Saved data entries -
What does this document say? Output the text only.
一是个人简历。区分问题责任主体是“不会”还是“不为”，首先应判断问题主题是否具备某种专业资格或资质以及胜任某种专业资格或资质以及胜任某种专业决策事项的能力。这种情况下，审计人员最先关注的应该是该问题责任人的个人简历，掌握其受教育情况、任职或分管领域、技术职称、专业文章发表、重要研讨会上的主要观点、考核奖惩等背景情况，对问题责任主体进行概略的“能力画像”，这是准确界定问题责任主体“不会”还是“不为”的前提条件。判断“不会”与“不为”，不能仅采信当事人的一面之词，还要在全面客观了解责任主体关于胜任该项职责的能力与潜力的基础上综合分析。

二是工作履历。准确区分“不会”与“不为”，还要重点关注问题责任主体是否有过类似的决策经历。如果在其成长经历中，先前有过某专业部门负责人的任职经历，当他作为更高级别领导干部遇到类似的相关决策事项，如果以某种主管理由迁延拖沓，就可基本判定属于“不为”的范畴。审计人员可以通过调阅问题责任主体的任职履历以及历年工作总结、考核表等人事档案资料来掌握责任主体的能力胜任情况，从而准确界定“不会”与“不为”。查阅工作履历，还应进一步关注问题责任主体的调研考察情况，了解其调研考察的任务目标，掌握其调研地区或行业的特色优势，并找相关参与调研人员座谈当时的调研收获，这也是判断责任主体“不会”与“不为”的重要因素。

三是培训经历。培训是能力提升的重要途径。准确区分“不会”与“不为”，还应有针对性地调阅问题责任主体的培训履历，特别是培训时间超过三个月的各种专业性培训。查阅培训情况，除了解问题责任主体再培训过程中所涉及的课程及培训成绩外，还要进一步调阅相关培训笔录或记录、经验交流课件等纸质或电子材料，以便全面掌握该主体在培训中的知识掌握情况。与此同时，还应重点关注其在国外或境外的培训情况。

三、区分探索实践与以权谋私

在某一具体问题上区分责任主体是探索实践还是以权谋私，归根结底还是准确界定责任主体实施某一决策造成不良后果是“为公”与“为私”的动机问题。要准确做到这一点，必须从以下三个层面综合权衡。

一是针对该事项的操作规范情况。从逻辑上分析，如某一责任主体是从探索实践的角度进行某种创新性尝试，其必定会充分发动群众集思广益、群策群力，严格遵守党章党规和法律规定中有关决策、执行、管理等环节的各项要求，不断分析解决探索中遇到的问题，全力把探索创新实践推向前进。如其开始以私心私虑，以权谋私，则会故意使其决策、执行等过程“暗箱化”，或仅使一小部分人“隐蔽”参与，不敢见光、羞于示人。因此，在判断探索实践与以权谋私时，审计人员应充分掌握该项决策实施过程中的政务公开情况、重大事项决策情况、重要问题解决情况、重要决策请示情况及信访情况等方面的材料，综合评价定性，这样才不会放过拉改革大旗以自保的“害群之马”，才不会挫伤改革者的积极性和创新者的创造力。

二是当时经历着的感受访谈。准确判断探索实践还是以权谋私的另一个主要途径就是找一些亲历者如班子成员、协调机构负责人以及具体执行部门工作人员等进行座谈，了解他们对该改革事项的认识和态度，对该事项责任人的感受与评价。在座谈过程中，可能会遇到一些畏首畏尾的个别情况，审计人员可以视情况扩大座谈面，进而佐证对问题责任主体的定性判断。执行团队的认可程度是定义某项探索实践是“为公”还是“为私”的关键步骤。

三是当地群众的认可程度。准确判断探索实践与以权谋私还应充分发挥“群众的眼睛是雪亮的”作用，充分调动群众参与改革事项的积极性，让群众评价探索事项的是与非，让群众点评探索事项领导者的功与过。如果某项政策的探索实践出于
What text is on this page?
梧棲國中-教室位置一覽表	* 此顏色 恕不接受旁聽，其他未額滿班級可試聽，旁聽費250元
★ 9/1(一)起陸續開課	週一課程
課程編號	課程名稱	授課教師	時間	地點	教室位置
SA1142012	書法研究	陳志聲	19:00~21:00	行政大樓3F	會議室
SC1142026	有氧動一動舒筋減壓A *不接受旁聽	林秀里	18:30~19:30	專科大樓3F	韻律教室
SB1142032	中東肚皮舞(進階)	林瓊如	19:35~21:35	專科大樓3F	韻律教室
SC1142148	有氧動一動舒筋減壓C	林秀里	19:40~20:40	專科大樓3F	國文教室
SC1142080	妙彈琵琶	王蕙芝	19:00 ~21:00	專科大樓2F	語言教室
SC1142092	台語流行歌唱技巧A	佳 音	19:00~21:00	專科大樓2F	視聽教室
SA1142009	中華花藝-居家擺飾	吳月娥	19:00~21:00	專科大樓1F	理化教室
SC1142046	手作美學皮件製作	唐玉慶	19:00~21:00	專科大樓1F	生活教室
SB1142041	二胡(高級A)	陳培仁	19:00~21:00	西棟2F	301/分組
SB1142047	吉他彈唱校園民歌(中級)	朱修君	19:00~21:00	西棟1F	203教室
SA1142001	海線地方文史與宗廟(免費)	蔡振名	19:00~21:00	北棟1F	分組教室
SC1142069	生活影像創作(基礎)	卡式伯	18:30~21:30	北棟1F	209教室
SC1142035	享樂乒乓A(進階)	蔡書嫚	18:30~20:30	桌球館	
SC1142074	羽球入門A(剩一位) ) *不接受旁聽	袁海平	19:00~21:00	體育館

Short exercise -
All of the entries above must be quoted exactly.

Response to this exercise -
What does this document say? Output the text only.
一是个人简历。区分问题责任主体是“不会”还是“不为”，首先应判断问题主题是否具备某种专业资格或资质以及胜任某种专业资格或资质以及胜任某种专业决策事项的能力。这种情况下，审计人员最先关注的应该是该问题责任人的个人简历，掌握其受教育情况、任职或分管领域、技术职称、专业文章发表、重要研讨会上的主要观点、考核奖惩等背景情况，对问题责任主体进行概略的“能力画像”，这是准确界定问题责任主体“不会”还是“不为”的前提条件。判断“不会”与“不为”，不能仅采信当事人的一面之词，还要在全面客观了解责任主体关于胜任该项职责的能力与潜力的基础上综合分析。

二是工作履历。准确区分“不会”与“不为”，还要重点关注问题责任主体是否有过类似的决策经历。如果在其成长经历中，先前有过某专业部门负责人的任职经历，当他作为更高级别领导干部遇到类似的相关决策事项，如果以某种主管理由迁延拖沓，就可基本判定属于“不为”的范畴。审计人员可以通过调阅问题责任主体的任职履历以及历年工作总结、考核表等人事档案资料来掌握责任主体的能力胜任情况，从而准确界定“不会”与“不为”。查阅工作履历，还应进一步关注问题责任主体的调研考察情况，了解其调研考察的任务目标，掌握其调研地区或行业的特色优势，并找相关参与调研人员座谈当时的调研收获，这也是判断责任主体“不会”与“不为”的重要因素。

三是培训经历。培训是能力提升的重要途径。准确区分“不会”与“不为”，还应有针对性地调阅问题责任主体的培训履历，特别是培训时间超过三个月的各种专业性培训。查阅培训情况，除了解问题责任主体再培训过程中所涉及的课程及培训成绩外，还要进一步调阅相关培训笔录或记录、经验交流课件等纸质或电子材料，以便全面掌握该主体在培训中的知识掌握情况。与此同时，还应重点关注其在国外或境外的培训情况。

三、区分探索实践与以权谋私

在某一具体问题上区分责任主体是探索实践还是以权谋私，归根结底还是准确界定责任主体实施某一决策造成不良后果是“为公”与“为私”的动机问题。要准确做到这一点，必须从以下三个层面综合权衡。

一是针对该事项的操作规范情况。从逻辑上分析，如某一责任主体是从探索实践的角度进行某种创新性尝试，其必定会充分发动群众集思广益、群策群力，严格遵守党章党规和法律规定中有关决策、执行、管理等环节的各项要求，不断分析解决探索中遇到的问题，全力把探索创新实践推向前进。如其开始以私心私虑，以权谋私，则会故意使其决策、执行等过程“暗箱化”，或仅使一小部分人“隐蔽”参与，不敢见光、羞于示人。因此，在判断探索实践与以权谋私时，审计人员应充分掌握该项决策实施过程中的政务公开情况、重大事项决策情况、重要问题解决情况、重要决策请示情况及信访情况等方面的材料，综合评价定性，这样才不会放过拉改革大旗以自保的“害群之马”，才不会挫伤改革者的积极性和创新者的创造力。

二是当时经历着的感受访谈。准确判断探索实践还是以权谋私的另一个主要途径就是找一些亲历者如班子成员、协调机构负责人以及具体执行部门工作人员等进行座谈，了解他们对该改革事项的认识和态度，对该事项责任人的感受与评价。在座谈过程中，可能会遇到一些畏首畏尾的个别情况，审计人员可以视情况扩大座谈面，进而佐证对问题责任主体的定性判断。执行团队的认可程度是定义某项探索实践是“为公”还是“为私”的关键步骤。

三是当地群众的认可程度。准确判断探索实践与以权谋私还应充分发挥“群众的眼睛是雪亮的”作用，充分调动群众参与改革事项的积极性，让群众评价探索事项的是与非，让群众点评探索事项领导者的功与过。如果某项政策的探索实践出于
What text is on this page?
梧棲國中-教室位置一覽表	* 此顏色 恕不接受旁聽，其他未額滿班級可試聽，旁聽費250元
★ 9/1(一)起陸續開課	週一課程
課程編號	課程名稱	授課教師	時間	地點	教室位置
SA1142012	書法研究	陳志聲	19:00~21:00	行政大樓3F	會議室
SC1142026	有氧動一動舒筋減壓A *不接受旁聽	林秀里	18:30~19:30	專科大樓3F	韻律教室
SB1142032	中東肚皮舞(進階)	林瓊如	19:35~21:35	專科大樓3F	韻律教室
SC1142148	有氧動一動舒筋減壓C	林秀里	19:40~20:40	專科大樓3F	國文教室
SC1142080	妙彈琵琶	王蕙芝	19:00 ~21:00	專科大樓2F	語言教室
SC1142092	台語流行歌唱技巧A	佳 音	19:00~21:00	專科大樓2F	視聽教室
SA1142009	中華花藝-居家擺飾	吳月娥	19:00~21:00	專科大樓1F	理化教室
SC1142046	手作美學皮件製作	唐玉慶	19:00~21:00	專科大樓1F	生活教室
SB1142041	二胡(高級A)	陳培仁	19:00~21:00	西棟2F	301/分組
SB1142047	吉他彈唱校園民歌(中級)	朱修君	19:00~21:00	西棟1F	203教室
SA1142001	海線地方文史與宗廟(免費)	蔡振名	19:00~21:00	北棟1F	分組教室
SC1142069	生活影像創作(基礎)	卡式伯	18:30~21:30	北棟1F	209教室
SC1142035	享樂乒乓A(進階)	蔡書嫚	18:30~20:30	桌球館	
SC1142074	羽球入門A(剩一位) ) *不接受旁聽	袁海平	19:00~21:00	體育館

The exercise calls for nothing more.